[Excerpted records]
-=-=-

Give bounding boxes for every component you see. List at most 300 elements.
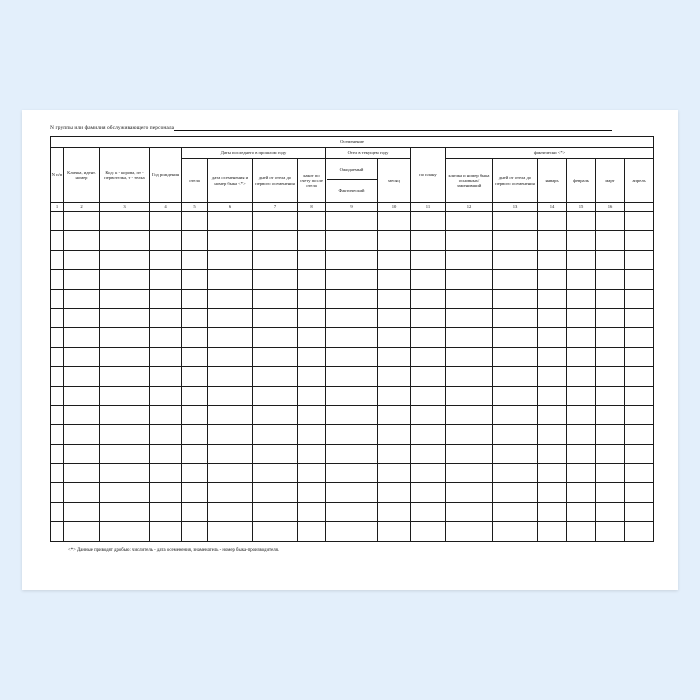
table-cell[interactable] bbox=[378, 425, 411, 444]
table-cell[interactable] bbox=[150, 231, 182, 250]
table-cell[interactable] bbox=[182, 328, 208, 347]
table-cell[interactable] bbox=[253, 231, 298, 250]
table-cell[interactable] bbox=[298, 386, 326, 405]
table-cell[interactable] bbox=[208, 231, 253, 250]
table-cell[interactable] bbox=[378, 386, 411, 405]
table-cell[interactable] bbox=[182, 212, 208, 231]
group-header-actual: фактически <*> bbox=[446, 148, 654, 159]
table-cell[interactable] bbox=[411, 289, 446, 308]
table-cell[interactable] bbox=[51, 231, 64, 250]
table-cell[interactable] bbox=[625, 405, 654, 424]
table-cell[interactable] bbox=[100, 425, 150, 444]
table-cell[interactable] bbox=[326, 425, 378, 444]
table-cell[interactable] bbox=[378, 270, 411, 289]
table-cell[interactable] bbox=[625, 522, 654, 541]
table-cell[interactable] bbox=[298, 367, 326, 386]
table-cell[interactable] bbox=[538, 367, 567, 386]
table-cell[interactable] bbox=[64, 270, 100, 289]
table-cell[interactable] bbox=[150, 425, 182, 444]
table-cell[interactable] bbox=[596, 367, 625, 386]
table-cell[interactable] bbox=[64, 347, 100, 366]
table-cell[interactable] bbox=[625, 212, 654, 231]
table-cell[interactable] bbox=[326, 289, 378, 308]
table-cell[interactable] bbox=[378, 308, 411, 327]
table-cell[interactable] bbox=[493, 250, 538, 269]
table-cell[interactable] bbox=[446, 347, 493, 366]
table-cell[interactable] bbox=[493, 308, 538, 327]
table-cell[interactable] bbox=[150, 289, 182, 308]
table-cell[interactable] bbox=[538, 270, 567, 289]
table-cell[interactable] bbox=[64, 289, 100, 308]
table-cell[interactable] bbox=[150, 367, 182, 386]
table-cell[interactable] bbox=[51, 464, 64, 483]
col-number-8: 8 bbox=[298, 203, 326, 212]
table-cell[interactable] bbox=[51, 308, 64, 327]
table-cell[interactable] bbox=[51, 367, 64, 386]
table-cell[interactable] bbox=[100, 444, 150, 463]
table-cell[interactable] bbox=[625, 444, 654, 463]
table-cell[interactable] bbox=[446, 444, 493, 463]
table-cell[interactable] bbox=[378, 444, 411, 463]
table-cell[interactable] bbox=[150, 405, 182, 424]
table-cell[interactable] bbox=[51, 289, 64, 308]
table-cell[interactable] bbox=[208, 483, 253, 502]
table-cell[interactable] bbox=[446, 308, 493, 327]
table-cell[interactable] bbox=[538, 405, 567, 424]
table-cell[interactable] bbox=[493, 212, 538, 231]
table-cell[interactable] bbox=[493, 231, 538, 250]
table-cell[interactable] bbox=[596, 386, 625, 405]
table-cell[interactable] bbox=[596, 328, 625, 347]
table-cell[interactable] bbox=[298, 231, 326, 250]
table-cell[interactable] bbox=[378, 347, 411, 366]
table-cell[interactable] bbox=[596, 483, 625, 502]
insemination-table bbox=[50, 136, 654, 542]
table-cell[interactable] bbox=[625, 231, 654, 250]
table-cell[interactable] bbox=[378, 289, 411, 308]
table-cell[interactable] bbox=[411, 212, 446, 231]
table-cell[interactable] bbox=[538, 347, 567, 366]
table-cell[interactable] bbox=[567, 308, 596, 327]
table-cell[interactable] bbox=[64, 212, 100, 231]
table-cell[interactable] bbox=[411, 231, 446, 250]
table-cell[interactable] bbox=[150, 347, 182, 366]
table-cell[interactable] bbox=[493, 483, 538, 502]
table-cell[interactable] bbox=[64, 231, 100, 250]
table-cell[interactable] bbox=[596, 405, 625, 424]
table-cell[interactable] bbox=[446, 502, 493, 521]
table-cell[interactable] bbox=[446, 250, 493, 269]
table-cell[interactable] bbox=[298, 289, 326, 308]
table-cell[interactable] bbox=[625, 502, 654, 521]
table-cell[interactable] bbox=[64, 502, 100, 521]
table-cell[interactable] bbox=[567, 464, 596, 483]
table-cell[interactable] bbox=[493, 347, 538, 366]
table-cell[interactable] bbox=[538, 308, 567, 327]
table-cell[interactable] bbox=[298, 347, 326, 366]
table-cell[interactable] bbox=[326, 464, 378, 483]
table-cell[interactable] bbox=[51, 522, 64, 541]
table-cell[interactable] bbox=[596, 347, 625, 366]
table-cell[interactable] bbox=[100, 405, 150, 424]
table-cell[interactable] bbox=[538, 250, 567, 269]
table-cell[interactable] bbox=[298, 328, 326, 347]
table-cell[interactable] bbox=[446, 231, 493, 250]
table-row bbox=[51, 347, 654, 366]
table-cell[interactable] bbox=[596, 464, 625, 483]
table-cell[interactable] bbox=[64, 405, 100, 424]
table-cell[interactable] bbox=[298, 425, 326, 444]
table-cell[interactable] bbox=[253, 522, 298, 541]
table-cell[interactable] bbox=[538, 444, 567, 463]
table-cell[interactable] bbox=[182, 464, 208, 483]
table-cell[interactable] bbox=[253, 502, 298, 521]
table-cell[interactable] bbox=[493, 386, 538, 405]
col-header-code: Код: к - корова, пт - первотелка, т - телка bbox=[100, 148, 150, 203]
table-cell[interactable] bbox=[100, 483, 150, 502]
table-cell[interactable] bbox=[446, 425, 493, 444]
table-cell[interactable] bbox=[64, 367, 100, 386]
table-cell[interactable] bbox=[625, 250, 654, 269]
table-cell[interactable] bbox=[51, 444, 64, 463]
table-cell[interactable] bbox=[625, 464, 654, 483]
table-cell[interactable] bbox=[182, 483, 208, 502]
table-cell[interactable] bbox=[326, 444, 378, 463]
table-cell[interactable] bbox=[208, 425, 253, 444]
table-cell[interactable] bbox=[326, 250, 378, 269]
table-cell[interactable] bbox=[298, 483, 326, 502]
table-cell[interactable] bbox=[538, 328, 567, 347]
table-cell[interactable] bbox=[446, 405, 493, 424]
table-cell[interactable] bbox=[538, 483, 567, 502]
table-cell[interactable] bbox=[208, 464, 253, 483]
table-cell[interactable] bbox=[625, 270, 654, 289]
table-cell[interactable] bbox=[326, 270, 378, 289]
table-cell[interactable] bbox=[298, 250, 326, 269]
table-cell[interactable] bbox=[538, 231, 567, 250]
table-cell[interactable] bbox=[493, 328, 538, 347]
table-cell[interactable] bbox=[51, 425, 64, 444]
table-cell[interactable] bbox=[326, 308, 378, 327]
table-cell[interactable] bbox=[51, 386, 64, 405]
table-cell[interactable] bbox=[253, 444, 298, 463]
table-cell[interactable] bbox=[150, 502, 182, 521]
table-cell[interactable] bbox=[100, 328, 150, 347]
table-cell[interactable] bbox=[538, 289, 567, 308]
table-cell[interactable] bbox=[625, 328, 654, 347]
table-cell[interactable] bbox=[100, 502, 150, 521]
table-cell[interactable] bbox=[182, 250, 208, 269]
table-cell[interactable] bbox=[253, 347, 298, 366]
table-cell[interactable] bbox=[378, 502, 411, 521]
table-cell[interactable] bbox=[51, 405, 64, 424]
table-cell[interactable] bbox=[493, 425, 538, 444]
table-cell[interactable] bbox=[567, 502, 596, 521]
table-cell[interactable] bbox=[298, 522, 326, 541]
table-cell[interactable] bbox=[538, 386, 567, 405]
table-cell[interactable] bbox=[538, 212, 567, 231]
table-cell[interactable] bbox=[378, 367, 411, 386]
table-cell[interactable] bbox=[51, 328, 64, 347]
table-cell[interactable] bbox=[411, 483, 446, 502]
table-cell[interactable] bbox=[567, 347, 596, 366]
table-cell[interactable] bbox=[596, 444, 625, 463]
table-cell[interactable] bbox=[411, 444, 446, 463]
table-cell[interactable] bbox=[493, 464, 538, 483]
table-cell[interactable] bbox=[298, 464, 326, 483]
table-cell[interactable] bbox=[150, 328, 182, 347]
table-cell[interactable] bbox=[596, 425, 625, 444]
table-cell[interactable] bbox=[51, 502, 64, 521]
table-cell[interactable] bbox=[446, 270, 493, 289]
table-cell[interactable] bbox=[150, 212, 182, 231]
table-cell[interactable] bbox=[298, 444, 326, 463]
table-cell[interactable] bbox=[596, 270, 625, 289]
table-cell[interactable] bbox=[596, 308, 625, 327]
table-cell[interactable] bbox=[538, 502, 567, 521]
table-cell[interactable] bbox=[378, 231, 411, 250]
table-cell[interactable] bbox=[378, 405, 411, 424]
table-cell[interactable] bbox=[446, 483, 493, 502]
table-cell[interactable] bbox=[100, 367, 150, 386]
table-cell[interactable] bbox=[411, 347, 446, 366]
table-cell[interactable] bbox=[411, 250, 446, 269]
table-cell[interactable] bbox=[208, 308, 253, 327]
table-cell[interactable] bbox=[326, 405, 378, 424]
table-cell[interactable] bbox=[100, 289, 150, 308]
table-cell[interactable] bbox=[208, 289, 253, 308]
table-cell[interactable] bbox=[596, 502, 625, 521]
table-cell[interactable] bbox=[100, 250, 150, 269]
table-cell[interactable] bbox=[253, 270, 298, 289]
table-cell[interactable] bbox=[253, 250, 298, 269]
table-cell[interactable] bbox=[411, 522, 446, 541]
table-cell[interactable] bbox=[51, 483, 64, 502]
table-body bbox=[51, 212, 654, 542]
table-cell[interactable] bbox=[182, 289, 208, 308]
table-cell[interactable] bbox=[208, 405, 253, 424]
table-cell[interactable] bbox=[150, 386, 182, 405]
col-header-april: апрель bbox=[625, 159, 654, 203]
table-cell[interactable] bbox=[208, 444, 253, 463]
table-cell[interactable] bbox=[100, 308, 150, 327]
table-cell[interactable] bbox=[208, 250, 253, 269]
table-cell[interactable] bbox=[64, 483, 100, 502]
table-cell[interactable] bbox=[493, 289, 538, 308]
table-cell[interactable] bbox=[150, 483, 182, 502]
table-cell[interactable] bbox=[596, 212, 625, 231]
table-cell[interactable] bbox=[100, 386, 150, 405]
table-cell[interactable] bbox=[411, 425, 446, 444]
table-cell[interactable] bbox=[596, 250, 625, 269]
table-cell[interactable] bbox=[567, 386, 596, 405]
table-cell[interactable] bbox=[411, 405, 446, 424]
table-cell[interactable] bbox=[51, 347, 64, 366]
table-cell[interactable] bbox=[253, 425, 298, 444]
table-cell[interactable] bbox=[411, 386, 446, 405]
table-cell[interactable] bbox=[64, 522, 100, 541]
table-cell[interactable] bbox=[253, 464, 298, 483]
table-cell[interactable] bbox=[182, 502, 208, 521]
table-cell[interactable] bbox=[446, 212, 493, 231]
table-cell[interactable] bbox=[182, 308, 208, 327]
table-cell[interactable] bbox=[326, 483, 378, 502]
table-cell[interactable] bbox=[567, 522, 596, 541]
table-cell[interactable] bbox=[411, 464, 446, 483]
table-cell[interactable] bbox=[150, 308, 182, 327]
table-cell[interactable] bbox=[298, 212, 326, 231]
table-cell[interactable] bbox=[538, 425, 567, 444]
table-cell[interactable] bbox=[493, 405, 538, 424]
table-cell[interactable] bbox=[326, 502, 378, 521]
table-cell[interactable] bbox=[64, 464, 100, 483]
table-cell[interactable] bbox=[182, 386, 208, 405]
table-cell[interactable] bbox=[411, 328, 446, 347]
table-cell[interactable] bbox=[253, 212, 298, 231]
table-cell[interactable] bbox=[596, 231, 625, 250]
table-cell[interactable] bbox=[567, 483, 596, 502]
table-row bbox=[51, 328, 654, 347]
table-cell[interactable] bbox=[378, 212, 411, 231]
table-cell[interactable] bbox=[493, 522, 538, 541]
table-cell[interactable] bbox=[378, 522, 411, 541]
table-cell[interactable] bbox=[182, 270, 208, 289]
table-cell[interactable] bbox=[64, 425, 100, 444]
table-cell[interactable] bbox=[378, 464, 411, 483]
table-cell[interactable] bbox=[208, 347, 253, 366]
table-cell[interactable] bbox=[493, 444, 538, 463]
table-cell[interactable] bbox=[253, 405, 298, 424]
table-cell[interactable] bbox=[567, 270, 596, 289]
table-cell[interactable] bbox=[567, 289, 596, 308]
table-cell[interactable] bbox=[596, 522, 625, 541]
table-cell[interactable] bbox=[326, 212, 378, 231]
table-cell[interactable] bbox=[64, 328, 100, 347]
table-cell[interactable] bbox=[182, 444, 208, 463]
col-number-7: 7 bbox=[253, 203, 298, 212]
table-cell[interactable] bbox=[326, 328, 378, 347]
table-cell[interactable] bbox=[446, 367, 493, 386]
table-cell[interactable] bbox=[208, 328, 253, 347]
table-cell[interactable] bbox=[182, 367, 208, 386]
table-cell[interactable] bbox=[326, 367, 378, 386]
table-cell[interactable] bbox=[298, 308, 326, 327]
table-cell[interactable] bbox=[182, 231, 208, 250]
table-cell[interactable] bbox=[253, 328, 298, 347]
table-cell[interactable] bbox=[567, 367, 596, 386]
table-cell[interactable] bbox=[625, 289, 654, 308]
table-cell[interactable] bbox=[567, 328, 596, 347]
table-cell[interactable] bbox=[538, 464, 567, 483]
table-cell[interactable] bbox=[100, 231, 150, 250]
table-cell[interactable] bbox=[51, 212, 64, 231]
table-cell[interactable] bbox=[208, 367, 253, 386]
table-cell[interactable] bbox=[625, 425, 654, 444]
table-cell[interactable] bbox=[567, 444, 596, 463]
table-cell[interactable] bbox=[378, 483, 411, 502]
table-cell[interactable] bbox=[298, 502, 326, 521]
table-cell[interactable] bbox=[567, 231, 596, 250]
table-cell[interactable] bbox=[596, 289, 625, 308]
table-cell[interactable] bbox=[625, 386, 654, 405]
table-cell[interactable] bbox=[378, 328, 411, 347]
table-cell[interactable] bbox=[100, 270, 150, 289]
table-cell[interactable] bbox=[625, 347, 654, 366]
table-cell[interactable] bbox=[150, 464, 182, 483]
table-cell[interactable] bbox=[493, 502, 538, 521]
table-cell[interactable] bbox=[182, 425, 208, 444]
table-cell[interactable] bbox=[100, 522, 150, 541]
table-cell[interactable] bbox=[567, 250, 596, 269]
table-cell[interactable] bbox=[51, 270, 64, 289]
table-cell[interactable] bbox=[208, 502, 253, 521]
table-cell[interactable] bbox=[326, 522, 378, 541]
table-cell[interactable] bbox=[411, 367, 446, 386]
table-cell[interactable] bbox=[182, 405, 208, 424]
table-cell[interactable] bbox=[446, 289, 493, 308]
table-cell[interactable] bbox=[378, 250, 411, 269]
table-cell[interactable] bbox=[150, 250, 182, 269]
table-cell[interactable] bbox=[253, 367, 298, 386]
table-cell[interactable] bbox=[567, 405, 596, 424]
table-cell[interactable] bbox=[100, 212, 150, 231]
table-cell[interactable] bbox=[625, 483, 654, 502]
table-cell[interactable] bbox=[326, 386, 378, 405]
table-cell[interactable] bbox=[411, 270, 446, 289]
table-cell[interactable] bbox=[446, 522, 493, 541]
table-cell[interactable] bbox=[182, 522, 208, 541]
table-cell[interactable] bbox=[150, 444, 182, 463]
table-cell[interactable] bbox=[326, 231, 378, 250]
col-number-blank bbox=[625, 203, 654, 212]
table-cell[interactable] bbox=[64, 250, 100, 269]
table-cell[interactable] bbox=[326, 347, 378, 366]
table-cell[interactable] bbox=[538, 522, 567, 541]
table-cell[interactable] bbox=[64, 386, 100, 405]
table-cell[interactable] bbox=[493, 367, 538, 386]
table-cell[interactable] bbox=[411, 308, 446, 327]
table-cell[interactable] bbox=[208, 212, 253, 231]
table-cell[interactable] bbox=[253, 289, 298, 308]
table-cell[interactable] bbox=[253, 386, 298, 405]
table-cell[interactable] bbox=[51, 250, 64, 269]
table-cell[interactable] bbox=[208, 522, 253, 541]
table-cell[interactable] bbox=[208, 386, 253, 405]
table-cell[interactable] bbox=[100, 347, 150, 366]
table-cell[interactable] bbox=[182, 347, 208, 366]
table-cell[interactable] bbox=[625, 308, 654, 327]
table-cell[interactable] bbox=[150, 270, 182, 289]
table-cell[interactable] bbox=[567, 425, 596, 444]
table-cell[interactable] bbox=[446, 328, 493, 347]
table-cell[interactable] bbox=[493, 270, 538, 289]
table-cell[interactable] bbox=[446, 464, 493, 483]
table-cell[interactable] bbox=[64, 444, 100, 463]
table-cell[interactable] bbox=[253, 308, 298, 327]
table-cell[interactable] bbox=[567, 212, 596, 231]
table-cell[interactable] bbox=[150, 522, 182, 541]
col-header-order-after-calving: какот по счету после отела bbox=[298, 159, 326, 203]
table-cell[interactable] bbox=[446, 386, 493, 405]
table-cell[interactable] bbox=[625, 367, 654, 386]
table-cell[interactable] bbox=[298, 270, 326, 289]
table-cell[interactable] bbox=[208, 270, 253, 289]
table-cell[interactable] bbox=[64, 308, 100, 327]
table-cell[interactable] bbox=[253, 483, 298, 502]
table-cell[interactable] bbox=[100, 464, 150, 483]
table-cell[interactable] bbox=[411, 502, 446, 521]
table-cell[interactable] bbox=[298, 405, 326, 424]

-=-=-

[Work to be completed] Output as a JSON list of strings, one string per line with blank lines omitted, the lines of the listing starting with the line containing "table-cell[interactable] bbox=[378, 425, 411, 444]" and going on through the line containing "table-cell[interactable] bbox=[208, 231, 253, 250]".

[Output below]
[
  "table-cell[interactable] bbox=[378, 425, 411, 444]",
  "table-cell[interactable] bbox=[150, 231, 182, 250]",
  "table-cell[interactable] bbox=[182, 328, 208, 347]",
  "table-cell[interactable] bbox=[253, 231, 298, 250]",
  "table-cell[interactable] bbox=[298, 386, 326, 405]",
  "table-cell[interactable] bbox=[208, 231, 253, 250]"
]